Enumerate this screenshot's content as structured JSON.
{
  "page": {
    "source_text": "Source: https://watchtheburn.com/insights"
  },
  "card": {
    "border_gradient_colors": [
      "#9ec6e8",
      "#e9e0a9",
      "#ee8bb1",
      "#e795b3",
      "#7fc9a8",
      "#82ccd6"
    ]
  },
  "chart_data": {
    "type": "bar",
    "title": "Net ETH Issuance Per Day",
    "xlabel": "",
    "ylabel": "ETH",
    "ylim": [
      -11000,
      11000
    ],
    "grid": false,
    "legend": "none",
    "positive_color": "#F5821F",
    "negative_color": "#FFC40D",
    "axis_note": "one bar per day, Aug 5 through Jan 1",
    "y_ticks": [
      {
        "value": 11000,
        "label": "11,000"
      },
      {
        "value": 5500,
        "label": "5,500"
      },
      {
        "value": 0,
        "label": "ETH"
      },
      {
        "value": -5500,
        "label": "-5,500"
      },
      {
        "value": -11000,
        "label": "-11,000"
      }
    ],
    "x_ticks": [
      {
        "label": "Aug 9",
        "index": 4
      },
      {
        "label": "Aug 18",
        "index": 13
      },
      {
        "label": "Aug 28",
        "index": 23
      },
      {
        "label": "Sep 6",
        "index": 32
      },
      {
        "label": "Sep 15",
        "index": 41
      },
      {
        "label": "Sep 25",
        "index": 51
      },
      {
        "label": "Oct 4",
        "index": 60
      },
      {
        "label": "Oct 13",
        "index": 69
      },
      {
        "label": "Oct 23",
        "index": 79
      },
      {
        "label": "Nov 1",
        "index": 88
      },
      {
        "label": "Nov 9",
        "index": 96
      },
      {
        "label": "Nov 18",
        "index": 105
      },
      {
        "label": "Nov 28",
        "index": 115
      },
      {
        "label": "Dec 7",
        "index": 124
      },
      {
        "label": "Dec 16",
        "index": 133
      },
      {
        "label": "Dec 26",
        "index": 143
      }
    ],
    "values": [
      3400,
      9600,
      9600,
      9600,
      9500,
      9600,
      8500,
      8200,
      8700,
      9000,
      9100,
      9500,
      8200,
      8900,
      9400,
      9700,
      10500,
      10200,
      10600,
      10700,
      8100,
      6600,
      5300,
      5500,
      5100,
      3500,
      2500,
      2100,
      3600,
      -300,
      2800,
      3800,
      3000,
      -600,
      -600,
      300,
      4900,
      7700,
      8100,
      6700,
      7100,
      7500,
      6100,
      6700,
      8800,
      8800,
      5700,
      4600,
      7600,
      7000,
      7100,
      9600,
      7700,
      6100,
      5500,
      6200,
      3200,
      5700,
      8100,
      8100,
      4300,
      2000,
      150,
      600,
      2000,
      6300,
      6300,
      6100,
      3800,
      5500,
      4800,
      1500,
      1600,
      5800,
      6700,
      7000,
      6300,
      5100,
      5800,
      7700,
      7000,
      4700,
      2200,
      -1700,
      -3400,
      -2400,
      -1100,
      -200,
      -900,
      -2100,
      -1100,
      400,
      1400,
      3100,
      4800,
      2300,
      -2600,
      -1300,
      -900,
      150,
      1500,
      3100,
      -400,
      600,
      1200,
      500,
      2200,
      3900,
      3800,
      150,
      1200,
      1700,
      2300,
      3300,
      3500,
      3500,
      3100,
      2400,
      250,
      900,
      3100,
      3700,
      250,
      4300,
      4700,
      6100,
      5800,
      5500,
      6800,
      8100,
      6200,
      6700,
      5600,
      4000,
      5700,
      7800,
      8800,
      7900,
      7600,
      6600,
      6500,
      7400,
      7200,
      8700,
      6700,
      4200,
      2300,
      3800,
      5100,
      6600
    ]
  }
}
--------------------
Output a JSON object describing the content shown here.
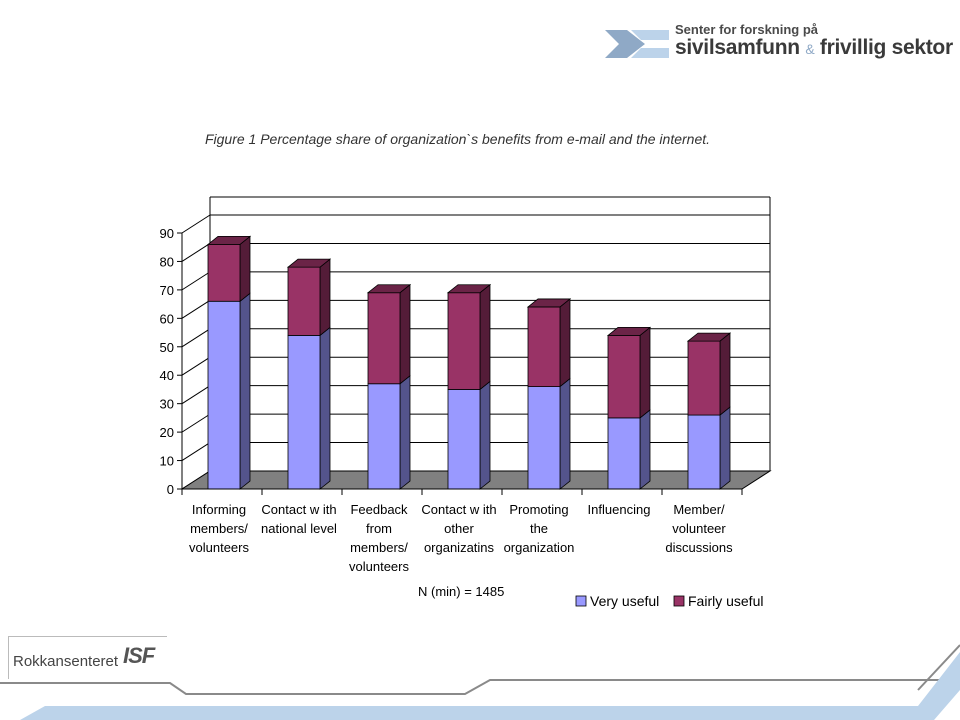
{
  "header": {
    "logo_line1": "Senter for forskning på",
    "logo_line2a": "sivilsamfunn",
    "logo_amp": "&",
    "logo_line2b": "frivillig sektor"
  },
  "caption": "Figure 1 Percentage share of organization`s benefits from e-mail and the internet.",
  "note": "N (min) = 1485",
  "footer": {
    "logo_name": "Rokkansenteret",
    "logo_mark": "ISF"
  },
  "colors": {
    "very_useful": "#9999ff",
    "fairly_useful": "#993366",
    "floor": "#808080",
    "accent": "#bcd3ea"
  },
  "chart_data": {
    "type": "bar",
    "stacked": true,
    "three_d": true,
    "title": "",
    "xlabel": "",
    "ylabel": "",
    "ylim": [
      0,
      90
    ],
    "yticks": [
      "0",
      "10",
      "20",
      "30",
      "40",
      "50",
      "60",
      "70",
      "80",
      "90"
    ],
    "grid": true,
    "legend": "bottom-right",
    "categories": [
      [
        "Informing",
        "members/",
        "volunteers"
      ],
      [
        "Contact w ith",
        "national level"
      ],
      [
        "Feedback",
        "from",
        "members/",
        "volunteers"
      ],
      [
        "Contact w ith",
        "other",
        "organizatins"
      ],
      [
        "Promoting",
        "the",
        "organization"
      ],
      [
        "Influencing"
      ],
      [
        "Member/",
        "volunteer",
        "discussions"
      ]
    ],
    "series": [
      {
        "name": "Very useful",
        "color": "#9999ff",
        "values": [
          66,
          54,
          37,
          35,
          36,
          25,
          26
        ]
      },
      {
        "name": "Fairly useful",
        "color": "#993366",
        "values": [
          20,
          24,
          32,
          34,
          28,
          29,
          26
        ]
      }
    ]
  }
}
--------------------
> _Exercise directions_: Identify the lines above with the word "title". Copy them.

> _The reply_:
    "title": "Net ETH Issuance Per Day",
    "title": "",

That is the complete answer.